• SET TASK: Copy all the data exactly, except the pictures.

• GIVEN RECORDS:
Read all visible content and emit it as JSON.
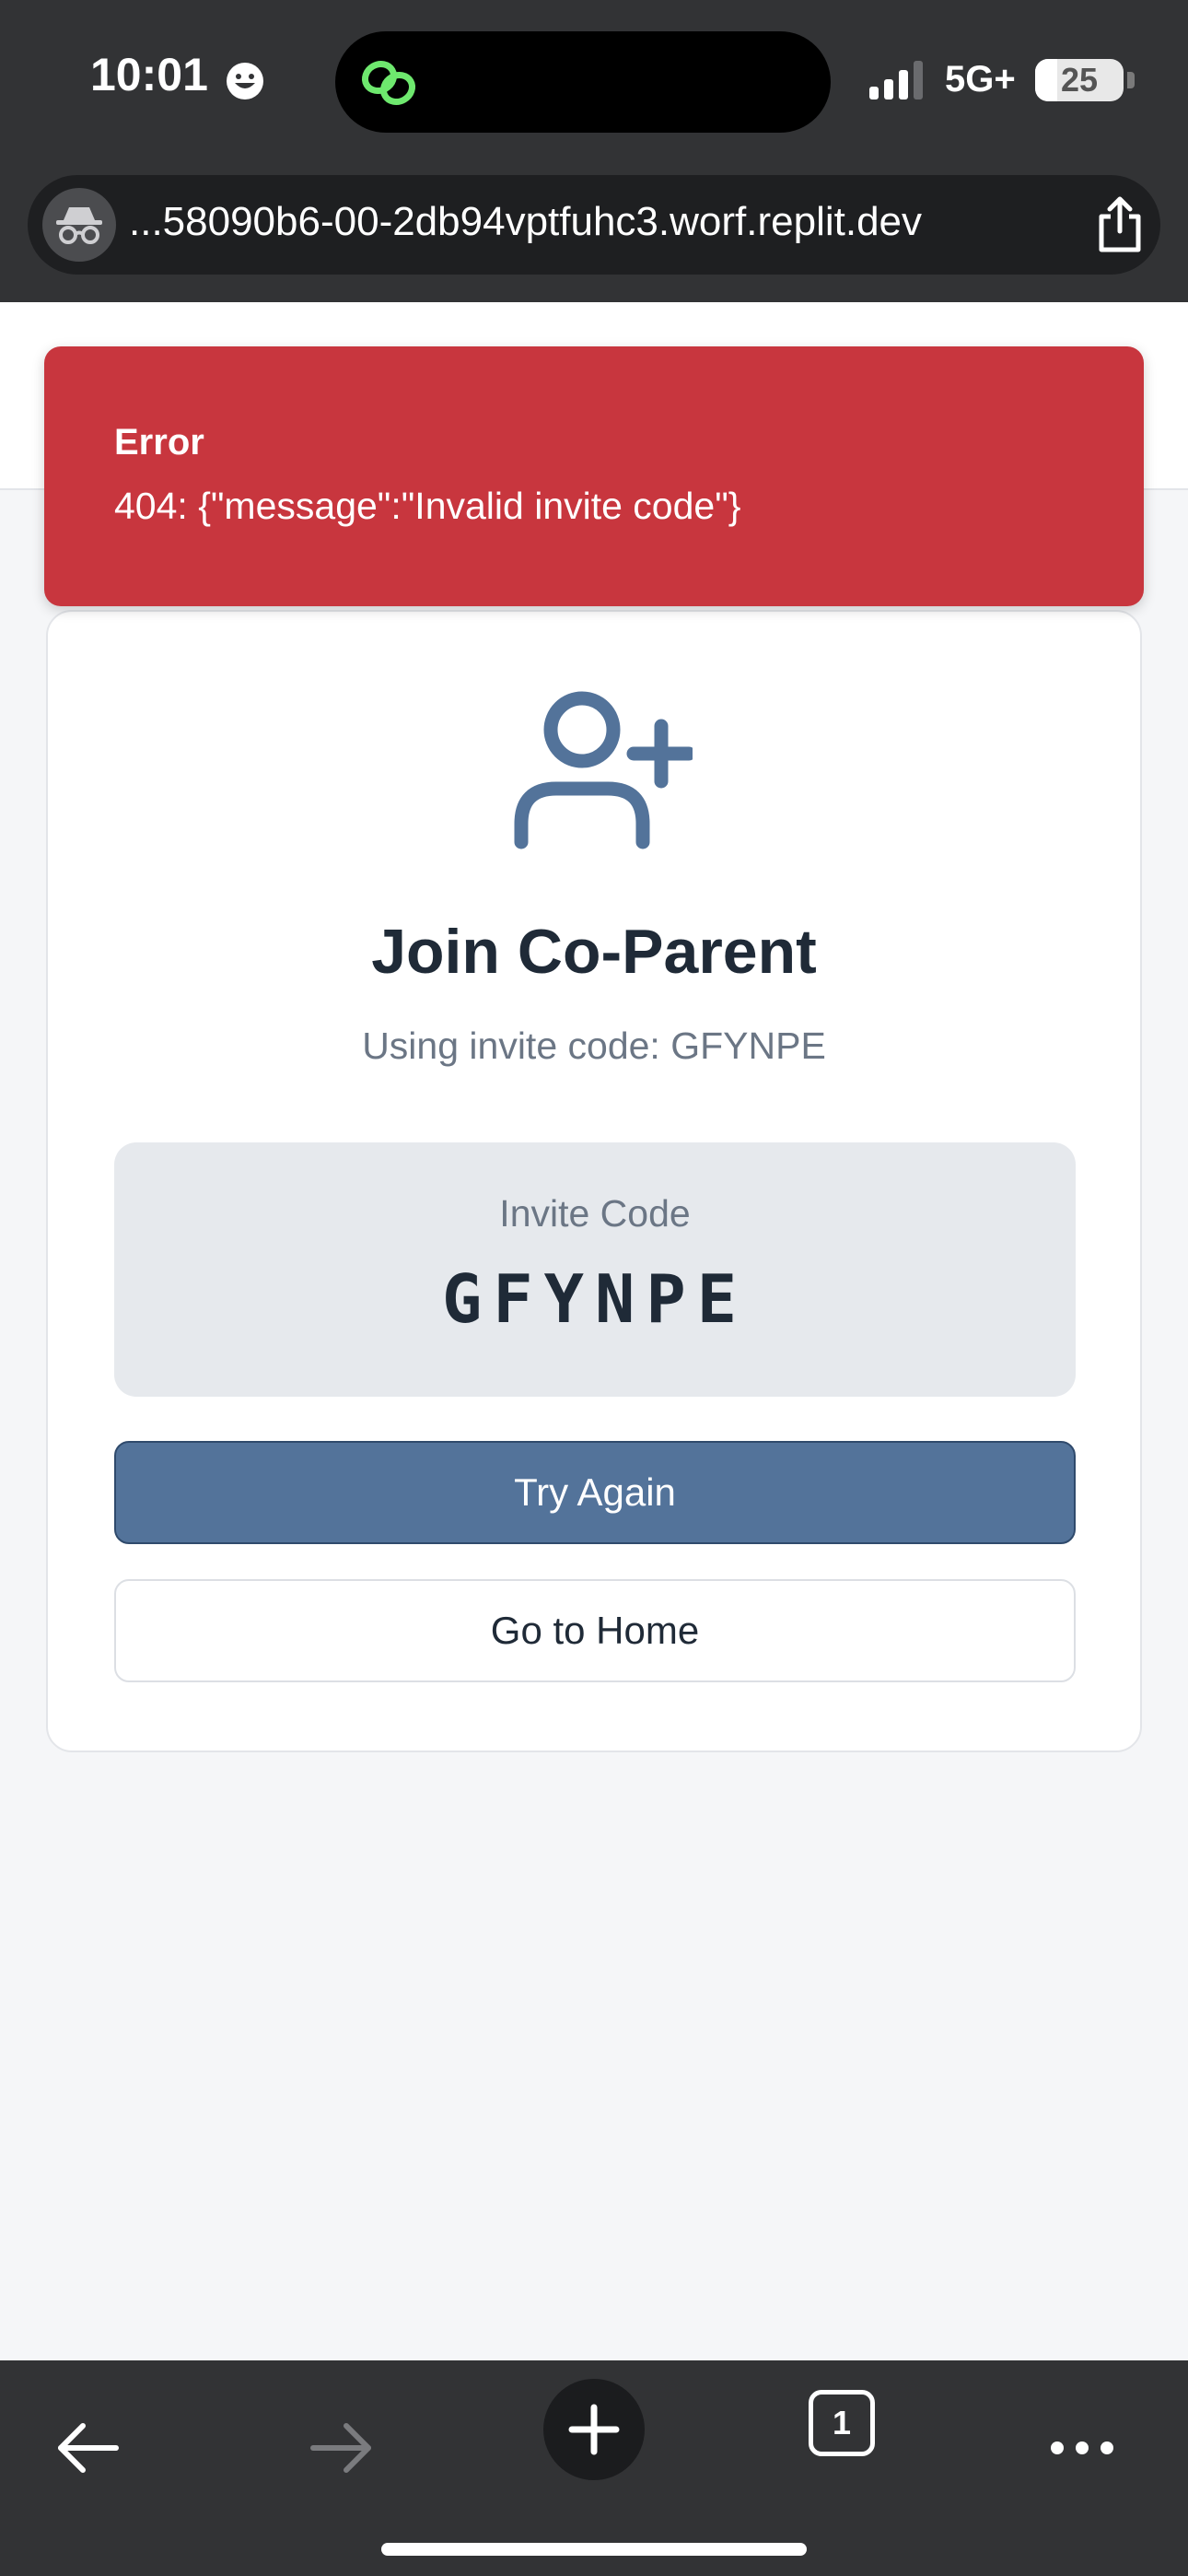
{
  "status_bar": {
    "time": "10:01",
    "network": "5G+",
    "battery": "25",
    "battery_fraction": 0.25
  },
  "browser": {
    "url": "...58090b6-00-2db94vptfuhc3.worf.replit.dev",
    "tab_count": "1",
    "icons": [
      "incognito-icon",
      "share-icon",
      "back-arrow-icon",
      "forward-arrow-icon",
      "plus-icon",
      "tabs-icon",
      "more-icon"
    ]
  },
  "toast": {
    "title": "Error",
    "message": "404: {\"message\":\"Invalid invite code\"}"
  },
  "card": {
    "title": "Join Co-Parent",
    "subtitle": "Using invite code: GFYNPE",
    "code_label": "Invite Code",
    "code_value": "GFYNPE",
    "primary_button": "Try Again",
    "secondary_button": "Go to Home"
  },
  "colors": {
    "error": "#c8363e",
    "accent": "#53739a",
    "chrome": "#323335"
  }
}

• ANSWER TO THIS PROBLEM:
Read all visible content and emit it as JSON.
{
  "status_bar": {
    "time": "10:01",
    "network": "5G+",
    "battery": "25",
    "battery_fraction": 0.25
  },
  "browser": {
    "url": "...58090b6-00-2db94vptfuhc3.worf.replit.dev",
    "tab_count": "1",
    "icons": [
      "incognito-icon",
      "share-icon",
      "back-arrow-icon",
      "forward-arrow-icon",
      "plus-icon",
      "tabs-icon",
      "more-icon"
    ]
  },
  "toast": {
    "title": "Error",
    "message": "404: {\"message\":\"Invalid invite code\"}"
  },
  "card": {
    "title": "Join Co-Parent",
    "subtitle": "Using invite code: GFYNPE",
    "code_label": "Invite Code",
    "code_value": "GFYNPE",
    "primary_button": "Try Again",
    "secondary_button": "Go to Home"
  },
  "colors": {
    "error": "#c8363e",
    "accent": "#53739a",
    "chrome": "#323335"
  }
}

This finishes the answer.